* THE REQUEST *
Note each line that includes the word "name". Copy those lines.

* START EXERCISE INPUT *

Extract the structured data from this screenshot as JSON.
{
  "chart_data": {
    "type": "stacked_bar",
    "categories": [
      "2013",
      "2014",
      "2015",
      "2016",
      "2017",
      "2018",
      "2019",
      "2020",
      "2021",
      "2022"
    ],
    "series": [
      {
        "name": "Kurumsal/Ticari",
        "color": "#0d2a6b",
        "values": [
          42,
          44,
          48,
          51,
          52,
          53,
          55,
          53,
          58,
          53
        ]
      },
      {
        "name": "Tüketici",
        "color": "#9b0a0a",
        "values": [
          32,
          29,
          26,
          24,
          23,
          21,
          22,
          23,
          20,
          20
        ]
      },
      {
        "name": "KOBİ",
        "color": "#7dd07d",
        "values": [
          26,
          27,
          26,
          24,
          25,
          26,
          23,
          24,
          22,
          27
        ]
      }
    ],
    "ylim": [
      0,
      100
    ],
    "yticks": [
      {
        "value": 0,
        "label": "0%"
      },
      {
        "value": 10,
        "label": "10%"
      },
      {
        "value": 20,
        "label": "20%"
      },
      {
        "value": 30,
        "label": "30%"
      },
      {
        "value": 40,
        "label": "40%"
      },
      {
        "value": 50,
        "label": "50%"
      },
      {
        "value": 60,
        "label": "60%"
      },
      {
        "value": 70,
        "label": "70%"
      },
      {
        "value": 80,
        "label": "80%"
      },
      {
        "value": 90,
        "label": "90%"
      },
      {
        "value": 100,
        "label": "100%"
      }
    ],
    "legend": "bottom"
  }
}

* END EXERCISE INPUT *

* COMPLETE OUTPUT *
        "name": "Kurumsal/Ticari",
        "name": "Tüketici",
        "name": "KOBİ",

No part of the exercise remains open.